┌──
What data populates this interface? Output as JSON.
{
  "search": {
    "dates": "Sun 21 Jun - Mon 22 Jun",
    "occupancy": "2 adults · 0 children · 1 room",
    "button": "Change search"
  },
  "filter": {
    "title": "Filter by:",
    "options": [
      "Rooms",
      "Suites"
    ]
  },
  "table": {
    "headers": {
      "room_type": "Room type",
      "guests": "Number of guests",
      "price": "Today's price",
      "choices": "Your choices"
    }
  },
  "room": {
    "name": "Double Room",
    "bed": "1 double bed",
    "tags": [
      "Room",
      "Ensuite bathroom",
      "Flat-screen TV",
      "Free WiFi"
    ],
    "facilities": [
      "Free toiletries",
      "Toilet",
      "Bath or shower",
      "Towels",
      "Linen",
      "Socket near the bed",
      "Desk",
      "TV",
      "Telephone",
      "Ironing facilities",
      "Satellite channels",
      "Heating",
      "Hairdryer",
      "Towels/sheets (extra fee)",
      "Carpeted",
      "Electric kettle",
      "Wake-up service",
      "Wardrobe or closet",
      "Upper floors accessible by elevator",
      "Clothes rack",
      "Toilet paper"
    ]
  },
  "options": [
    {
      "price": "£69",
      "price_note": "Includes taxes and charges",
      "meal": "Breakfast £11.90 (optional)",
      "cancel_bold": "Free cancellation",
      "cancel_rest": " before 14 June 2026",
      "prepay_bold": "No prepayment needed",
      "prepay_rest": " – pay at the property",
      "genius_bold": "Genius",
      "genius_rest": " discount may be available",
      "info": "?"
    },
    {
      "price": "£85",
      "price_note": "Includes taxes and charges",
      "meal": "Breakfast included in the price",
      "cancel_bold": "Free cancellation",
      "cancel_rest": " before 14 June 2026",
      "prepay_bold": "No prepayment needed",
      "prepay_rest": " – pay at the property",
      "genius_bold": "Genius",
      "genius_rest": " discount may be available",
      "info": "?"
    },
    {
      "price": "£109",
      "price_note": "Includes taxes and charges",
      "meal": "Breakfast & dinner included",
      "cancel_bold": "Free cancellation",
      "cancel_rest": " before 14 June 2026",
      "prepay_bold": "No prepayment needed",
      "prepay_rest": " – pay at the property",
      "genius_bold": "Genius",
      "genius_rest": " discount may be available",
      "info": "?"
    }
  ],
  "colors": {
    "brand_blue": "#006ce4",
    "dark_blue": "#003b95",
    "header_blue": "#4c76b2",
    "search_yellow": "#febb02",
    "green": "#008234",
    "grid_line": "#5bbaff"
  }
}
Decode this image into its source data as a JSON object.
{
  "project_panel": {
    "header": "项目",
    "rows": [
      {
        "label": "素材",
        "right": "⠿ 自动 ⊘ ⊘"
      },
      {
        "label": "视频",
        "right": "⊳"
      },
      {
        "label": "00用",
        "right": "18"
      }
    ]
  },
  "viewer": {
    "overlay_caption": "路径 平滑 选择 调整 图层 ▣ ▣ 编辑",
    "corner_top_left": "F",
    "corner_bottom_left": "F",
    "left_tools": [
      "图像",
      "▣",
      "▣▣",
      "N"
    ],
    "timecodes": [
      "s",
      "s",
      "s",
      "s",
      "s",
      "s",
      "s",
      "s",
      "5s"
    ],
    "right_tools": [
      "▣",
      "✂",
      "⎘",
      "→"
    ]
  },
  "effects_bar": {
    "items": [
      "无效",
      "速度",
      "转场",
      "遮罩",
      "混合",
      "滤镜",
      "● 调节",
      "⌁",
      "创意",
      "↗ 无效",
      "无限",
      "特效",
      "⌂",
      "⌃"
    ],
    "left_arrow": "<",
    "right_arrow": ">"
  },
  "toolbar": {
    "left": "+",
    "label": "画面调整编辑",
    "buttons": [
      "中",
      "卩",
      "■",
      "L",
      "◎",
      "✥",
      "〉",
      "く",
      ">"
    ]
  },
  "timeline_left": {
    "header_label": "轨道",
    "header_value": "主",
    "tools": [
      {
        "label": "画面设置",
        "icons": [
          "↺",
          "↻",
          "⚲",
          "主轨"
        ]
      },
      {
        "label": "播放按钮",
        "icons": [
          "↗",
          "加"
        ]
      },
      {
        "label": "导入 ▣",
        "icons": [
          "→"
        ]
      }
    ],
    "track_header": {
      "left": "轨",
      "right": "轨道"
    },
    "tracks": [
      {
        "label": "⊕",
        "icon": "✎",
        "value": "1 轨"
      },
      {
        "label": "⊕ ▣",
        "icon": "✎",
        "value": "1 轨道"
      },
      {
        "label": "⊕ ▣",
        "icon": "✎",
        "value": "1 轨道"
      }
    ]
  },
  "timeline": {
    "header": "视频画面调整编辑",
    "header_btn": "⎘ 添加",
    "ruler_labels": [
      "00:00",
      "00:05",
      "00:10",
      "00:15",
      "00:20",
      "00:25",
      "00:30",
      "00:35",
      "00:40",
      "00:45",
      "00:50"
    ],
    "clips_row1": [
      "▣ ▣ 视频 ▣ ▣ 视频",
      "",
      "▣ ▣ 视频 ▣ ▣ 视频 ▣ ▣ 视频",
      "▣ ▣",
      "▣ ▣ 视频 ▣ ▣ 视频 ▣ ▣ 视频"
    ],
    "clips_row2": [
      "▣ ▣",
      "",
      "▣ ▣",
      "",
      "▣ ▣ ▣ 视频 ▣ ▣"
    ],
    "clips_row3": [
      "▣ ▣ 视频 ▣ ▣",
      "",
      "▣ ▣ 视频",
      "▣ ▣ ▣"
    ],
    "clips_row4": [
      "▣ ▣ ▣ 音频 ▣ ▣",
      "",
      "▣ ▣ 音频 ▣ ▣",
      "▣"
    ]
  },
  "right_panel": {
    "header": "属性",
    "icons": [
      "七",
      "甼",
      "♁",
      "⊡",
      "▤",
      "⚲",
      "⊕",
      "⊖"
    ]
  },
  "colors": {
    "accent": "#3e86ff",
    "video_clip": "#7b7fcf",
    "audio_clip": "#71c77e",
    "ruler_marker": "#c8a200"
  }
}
└──
**GIVEN INSTRUCTION:** Using the listing above, show every line that includes the string "JSON".

**RESPONSE TO THE EXERCISE:**
What data populates this interface? Output as JSON.
Decode this image into its source data as a JSON object.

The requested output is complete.